> [Input data]
________________________

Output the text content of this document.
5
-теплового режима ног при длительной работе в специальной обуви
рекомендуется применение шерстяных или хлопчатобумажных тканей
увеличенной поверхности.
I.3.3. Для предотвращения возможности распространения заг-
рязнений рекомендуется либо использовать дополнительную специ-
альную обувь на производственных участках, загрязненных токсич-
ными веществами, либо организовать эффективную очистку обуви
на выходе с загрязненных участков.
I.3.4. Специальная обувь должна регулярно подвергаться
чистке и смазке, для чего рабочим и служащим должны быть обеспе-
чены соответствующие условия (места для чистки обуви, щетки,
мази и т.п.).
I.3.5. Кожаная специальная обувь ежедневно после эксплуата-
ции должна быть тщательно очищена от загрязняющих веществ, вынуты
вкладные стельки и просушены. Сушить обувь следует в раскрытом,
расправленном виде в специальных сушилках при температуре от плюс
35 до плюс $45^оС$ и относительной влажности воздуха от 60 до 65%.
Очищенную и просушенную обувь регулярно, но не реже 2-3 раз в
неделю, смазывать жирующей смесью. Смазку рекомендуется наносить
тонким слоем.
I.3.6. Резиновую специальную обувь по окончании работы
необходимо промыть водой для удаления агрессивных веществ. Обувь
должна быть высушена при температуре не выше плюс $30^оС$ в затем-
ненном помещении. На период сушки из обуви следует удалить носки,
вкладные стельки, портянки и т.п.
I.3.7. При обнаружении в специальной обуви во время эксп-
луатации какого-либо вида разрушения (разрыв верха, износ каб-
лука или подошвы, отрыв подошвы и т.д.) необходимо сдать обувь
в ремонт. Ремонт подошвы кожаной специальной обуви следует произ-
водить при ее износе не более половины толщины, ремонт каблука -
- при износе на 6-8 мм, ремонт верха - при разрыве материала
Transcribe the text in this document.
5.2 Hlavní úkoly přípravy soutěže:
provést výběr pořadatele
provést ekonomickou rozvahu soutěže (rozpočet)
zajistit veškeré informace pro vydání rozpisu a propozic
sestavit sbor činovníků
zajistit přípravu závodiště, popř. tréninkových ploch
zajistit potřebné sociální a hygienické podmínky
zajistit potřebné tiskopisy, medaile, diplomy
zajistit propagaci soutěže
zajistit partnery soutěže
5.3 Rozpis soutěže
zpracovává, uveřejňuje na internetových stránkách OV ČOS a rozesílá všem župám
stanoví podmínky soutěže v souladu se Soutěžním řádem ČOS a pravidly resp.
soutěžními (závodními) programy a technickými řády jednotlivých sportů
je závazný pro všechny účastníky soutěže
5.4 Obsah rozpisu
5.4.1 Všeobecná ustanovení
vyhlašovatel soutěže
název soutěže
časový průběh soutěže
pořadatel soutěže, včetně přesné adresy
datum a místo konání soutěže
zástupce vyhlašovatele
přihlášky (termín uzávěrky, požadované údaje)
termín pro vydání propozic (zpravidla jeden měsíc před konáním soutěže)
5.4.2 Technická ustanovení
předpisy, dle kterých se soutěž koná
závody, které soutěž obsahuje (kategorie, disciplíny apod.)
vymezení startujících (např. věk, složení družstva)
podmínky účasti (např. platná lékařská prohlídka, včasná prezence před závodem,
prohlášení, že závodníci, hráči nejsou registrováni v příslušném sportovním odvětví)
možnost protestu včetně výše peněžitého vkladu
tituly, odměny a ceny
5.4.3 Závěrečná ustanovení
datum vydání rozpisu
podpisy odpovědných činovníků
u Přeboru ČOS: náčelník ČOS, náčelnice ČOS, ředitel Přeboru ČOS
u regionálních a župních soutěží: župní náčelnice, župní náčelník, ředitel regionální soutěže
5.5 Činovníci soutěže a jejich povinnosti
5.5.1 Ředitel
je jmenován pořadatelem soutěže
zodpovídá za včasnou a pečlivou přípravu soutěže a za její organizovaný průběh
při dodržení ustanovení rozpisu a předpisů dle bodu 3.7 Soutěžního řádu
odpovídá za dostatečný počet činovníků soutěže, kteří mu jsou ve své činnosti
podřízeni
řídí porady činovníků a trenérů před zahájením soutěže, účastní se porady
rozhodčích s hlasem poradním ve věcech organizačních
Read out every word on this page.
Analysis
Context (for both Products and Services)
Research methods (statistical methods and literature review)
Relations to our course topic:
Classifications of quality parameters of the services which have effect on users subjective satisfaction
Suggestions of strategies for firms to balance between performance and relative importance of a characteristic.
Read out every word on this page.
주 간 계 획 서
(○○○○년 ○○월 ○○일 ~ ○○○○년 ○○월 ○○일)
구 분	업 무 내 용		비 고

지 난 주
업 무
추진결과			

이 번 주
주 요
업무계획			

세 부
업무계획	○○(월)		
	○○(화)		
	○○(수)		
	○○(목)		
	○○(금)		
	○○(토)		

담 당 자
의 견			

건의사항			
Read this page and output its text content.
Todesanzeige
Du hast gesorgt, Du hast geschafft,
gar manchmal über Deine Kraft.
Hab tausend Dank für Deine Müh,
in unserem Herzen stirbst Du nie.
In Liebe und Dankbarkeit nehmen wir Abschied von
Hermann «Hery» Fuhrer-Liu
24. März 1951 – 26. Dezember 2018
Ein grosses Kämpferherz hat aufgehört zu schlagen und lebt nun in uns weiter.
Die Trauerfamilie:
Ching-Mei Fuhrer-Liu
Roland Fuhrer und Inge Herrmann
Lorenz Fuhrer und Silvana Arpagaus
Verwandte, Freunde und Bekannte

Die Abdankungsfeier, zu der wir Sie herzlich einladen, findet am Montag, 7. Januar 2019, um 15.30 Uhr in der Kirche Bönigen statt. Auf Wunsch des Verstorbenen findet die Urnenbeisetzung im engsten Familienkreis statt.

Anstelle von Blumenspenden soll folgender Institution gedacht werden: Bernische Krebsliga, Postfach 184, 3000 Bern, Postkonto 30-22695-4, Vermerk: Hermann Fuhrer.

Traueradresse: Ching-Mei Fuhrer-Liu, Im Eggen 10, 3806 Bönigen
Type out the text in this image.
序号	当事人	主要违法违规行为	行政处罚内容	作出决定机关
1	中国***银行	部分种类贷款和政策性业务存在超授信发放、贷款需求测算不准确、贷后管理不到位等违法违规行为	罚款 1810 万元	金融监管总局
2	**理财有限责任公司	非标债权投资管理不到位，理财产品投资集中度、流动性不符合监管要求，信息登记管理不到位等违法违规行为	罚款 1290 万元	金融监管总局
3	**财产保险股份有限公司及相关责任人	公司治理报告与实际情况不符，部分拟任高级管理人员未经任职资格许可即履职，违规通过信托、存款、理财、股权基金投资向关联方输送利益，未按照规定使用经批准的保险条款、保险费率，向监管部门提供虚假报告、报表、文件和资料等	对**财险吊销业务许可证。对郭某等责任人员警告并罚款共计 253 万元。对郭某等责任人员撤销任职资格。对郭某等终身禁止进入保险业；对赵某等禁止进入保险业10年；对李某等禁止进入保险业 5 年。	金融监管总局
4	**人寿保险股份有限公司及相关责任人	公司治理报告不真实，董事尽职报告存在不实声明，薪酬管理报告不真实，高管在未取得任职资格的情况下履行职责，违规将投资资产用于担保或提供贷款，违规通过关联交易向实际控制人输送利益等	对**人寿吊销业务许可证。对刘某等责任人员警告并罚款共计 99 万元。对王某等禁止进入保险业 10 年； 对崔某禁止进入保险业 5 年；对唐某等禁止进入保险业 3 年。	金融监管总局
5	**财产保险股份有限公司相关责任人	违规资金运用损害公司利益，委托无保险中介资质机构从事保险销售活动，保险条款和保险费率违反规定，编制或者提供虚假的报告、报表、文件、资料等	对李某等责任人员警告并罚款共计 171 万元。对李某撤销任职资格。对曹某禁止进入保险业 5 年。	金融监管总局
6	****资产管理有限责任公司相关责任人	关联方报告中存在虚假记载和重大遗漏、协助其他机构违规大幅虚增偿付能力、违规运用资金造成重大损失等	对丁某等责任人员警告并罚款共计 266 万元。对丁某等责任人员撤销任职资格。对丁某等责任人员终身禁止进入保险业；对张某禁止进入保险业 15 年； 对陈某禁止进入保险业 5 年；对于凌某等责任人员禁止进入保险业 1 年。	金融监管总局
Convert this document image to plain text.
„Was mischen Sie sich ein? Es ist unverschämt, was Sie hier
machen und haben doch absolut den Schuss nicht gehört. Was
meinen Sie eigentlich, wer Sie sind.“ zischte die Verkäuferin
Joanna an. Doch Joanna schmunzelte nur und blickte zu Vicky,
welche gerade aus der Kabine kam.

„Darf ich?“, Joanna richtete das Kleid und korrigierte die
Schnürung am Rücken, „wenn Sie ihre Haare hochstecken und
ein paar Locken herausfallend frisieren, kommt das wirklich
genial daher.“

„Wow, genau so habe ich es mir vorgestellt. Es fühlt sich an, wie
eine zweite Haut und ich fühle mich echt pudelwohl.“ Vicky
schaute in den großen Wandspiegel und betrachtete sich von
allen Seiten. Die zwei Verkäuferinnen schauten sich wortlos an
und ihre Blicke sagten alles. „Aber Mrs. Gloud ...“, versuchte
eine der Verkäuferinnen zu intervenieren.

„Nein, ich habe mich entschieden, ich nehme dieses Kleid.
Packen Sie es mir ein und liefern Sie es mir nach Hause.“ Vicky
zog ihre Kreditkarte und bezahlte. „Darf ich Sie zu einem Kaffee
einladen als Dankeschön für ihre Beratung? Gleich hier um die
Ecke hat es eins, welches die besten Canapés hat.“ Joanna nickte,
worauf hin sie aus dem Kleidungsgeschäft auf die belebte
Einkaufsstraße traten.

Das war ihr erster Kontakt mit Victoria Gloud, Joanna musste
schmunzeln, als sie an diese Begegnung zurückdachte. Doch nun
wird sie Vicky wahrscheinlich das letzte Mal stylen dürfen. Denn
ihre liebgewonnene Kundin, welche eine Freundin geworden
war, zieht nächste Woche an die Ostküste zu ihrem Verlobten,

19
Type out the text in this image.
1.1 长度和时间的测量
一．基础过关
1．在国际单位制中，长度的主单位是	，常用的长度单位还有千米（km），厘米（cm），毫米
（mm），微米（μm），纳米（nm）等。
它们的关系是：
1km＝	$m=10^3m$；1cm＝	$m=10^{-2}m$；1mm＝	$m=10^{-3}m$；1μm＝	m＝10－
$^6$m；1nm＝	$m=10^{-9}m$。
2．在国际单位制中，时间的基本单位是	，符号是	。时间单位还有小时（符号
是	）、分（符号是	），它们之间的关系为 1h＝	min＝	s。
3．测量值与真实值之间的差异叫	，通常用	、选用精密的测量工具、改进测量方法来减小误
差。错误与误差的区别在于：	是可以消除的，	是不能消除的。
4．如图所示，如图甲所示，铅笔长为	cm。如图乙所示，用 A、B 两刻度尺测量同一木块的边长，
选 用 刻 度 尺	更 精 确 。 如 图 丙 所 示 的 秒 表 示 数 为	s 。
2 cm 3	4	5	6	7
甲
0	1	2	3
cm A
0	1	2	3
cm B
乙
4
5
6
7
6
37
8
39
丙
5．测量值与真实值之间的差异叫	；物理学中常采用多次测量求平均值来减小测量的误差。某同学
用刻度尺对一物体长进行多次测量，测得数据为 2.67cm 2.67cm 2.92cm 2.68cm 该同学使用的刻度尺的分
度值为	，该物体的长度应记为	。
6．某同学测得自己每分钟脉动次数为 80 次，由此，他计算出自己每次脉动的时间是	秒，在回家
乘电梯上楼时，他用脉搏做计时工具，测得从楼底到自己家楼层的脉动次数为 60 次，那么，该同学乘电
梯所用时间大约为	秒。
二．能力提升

________________________

Look through the data above. Find each line with the string "регулярно" and copy it.

I.3.4. Специальная обувь должна регулярно подвергаться
Очищенную и просушенную обувь регулярно, но не реже 2-3 раз в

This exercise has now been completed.